▸ **What the exercise asks**: In the data below, find every line with the string "Output" and pull it out.

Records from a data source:
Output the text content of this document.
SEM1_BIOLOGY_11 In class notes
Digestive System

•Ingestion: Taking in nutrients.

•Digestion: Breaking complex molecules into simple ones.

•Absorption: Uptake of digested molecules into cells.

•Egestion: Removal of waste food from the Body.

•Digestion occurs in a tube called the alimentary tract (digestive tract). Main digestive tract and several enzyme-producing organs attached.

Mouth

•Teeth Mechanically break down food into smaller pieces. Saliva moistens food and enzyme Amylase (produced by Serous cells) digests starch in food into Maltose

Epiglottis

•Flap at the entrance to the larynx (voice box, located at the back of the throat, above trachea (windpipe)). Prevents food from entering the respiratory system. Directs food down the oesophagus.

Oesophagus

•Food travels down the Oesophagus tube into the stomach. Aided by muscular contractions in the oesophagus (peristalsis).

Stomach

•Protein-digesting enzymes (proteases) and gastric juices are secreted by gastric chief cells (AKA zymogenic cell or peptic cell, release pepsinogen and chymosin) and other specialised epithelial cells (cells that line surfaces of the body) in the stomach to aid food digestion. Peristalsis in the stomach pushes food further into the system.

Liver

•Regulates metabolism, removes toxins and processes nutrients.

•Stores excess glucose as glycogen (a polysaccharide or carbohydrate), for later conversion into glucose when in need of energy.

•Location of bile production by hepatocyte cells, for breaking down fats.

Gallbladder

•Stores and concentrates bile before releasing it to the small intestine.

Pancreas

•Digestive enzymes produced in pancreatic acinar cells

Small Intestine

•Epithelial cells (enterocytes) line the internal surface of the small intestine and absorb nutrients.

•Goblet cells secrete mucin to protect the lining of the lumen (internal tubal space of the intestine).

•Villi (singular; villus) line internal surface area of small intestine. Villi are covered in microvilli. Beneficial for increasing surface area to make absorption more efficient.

--

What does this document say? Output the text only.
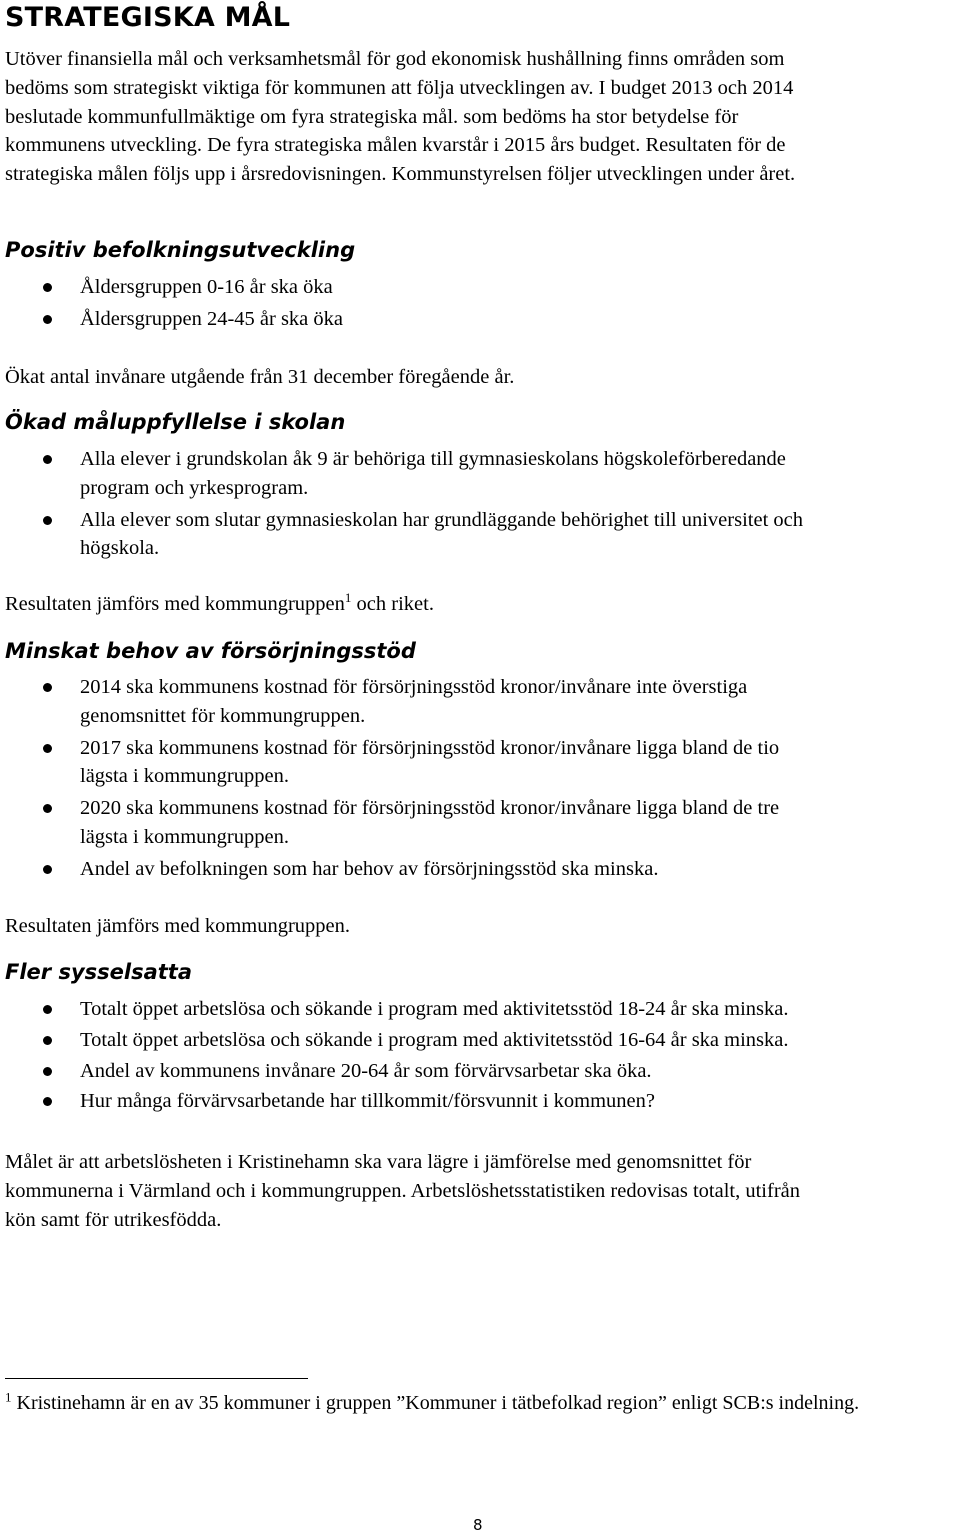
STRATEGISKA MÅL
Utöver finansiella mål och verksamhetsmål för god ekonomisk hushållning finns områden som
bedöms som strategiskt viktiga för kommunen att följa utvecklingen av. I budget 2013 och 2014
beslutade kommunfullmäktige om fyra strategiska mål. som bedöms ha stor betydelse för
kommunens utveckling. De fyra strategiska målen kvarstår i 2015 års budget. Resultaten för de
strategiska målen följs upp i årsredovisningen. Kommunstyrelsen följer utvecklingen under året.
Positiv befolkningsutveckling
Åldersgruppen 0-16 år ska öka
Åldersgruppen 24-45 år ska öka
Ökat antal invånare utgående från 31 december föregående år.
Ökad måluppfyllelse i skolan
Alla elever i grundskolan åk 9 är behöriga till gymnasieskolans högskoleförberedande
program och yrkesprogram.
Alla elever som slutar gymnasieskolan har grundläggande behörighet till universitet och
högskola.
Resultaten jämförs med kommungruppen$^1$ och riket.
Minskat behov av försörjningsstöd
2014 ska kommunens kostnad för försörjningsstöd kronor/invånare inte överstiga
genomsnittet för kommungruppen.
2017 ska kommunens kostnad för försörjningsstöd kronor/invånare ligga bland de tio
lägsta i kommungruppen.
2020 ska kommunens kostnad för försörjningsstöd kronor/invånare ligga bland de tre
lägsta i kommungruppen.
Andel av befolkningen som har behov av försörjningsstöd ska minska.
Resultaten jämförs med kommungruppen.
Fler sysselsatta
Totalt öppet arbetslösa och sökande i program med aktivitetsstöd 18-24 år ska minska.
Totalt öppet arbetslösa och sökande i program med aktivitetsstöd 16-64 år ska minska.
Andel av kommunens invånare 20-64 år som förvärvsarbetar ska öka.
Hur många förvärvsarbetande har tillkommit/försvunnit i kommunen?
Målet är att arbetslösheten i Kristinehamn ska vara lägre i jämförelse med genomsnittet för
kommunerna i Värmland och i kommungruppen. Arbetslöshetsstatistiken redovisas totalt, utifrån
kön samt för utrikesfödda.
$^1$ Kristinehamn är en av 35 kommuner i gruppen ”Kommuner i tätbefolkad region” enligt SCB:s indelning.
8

▸ **Task response**:
Output the text content of this document.
What does this document say? Output the text only.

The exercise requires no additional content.